(WORK TO DO)
Write out each line in which the string "driver" is present.

(DATA SHOWN)
......
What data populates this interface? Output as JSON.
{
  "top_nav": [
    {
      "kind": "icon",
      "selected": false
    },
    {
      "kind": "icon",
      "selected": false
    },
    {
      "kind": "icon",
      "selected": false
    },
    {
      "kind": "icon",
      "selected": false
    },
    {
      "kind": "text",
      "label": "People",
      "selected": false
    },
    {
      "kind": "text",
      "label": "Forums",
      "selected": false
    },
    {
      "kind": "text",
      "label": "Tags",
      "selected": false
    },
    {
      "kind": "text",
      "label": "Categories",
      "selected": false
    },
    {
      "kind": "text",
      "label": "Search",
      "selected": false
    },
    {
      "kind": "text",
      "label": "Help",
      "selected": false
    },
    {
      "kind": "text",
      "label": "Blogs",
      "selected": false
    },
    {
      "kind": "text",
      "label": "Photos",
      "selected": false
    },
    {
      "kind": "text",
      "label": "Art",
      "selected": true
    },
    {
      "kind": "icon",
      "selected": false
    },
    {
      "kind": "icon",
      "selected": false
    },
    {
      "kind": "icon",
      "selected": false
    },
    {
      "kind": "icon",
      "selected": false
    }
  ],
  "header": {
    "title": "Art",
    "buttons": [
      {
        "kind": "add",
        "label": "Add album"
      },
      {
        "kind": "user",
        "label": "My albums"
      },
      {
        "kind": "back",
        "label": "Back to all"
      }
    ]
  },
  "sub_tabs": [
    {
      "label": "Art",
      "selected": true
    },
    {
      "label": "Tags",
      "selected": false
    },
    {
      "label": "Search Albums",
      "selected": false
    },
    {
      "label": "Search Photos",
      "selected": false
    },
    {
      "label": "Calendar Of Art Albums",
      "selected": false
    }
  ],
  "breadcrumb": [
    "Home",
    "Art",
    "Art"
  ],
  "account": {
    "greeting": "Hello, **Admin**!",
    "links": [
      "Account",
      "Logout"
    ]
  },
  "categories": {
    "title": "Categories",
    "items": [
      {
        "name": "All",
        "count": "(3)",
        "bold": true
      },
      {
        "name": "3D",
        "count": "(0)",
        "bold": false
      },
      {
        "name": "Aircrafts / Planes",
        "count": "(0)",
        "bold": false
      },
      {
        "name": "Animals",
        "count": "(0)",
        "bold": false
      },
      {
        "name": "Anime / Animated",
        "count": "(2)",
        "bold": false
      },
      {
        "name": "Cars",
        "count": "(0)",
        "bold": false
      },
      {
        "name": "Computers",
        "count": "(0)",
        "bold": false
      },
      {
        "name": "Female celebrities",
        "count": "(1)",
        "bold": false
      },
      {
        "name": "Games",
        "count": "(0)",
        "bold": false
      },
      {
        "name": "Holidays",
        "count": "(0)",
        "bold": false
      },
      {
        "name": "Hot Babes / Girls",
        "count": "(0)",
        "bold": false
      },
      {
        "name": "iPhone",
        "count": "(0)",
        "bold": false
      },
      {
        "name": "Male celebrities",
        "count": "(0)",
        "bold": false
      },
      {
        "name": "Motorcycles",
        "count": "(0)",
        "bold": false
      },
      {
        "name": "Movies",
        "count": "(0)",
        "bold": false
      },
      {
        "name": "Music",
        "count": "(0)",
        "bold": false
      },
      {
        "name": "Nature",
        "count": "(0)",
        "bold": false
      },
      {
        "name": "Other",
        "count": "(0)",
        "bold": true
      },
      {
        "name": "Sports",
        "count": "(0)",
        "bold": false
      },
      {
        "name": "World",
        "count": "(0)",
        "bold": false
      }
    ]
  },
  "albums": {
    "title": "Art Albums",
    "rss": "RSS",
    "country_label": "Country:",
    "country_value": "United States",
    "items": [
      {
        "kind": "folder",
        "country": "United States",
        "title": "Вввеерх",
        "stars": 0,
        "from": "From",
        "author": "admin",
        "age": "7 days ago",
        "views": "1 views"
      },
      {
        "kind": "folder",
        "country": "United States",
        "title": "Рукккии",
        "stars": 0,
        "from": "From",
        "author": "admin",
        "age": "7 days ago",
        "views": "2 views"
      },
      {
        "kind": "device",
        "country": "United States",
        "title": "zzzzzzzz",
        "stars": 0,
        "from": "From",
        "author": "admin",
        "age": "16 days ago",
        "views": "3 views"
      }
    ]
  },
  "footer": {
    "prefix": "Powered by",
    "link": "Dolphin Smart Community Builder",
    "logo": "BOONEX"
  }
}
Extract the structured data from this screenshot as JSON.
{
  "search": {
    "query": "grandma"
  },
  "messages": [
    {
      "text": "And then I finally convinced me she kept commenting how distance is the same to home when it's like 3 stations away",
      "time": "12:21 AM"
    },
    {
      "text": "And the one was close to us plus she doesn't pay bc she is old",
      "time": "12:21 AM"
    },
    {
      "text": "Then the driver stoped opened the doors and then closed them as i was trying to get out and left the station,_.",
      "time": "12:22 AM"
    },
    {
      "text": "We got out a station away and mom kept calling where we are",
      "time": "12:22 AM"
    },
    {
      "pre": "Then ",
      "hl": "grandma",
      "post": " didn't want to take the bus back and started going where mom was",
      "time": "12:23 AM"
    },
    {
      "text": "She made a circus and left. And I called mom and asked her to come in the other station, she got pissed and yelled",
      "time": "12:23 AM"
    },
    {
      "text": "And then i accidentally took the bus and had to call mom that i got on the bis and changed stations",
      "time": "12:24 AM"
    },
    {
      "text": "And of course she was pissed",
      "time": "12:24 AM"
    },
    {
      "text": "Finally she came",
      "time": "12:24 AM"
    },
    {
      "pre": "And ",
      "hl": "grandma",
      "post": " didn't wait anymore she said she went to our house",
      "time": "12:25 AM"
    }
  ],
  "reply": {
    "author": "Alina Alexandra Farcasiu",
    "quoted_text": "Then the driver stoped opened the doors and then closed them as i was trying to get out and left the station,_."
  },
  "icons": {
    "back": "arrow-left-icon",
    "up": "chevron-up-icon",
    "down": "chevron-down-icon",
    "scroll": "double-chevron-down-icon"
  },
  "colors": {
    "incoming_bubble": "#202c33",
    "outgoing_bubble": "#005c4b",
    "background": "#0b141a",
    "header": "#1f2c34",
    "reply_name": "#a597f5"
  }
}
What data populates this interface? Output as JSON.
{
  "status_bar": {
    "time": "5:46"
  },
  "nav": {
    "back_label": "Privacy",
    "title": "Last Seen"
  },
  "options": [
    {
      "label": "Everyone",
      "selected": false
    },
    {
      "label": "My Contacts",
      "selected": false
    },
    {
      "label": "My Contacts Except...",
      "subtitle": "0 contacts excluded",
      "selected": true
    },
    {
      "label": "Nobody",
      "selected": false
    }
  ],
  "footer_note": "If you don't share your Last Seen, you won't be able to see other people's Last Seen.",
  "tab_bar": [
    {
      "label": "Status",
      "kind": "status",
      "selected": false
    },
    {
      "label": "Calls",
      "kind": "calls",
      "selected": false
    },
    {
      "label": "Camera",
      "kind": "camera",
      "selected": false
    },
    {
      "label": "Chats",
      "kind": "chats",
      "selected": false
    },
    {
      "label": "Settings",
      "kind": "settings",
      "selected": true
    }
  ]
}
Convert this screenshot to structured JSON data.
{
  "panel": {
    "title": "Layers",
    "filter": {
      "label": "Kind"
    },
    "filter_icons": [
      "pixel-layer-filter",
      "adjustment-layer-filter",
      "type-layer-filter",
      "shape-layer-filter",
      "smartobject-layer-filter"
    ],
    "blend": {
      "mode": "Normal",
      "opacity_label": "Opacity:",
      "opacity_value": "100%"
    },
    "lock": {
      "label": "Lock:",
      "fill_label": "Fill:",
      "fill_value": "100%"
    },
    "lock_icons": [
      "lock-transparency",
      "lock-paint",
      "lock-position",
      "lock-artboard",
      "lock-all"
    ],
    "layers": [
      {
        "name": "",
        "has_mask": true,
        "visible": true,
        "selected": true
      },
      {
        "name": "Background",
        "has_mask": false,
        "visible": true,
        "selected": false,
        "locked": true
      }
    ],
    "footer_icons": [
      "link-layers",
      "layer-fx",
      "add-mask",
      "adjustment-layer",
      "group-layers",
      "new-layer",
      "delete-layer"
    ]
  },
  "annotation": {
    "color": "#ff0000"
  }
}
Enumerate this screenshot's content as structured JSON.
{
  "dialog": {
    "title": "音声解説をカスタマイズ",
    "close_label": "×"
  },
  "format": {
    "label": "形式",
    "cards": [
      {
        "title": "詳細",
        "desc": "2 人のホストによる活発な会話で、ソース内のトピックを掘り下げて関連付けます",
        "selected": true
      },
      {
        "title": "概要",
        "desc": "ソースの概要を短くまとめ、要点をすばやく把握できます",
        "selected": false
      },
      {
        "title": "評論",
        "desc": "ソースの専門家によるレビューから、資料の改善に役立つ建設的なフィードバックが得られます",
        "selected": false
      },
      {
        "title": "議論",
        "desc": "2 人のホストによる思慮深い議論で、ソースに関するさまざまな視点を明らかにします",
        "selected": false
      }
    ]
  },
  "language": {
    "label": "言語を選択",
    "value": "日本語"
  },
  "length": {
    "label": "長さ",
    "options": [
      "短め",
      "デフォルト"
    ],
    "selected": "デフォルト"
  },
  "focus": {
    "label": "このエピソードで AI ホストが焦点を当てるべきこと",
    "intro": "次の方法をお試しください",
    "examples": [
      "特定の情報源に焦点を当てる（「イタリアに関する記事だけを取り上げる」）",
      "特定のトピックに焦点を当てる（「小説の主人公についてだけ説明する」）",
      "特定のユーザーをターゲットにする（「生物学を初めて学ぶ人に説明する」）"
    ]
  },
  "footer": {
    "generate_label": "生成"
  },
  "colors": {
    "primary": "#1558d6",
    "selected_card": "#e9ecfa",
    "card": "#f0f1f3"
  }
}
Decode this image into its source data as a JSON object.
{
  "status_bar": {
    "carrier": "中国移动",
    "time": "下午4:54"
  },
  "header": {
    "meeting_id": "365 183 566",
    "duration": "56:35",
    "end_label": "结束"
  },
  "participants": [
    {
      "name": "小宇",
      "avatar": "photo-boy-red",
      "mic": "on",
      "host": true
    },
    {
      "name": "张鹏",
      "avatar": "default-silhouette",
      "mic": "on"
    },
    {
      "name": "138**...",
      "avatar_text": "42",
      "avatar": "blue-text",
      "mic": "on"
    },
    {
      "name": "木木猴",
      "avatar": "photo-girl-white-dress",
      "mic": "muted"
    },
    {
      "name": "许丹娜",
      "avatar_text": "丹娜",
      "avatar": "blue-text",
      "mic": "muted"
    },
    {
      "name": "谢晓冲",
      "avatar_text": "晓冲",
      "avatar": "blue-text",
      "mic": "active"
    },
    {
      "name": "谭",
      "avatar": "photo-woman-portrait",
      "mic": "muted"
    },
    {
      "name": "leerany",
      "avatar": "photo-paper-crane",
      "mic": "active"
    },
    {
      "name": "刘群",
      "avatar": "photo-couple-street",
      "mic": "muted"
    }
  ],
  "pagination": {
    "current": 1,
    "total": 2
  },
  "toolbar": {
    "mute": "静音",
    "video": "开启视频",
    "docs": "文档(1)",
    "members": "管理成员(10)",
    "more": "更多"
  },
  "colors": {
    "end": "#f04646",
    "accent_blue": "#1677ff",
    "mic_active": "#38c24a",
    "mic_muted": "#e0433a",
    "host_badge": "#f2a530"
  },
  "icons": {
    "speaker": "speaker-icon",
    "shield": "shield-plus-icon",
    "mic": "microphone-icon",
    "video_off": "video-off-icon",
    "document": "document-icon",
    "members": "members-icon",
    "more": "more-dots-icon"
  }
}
......
(EXERCISE ANSWER)
      "text": "Then the driver stoped opened the doors and then closed them as i was trying to get out and left the station,_.",
    "quoted_text": "Then the driver stoped opened the doors and then closed them as i was trying to get out and left the station,_."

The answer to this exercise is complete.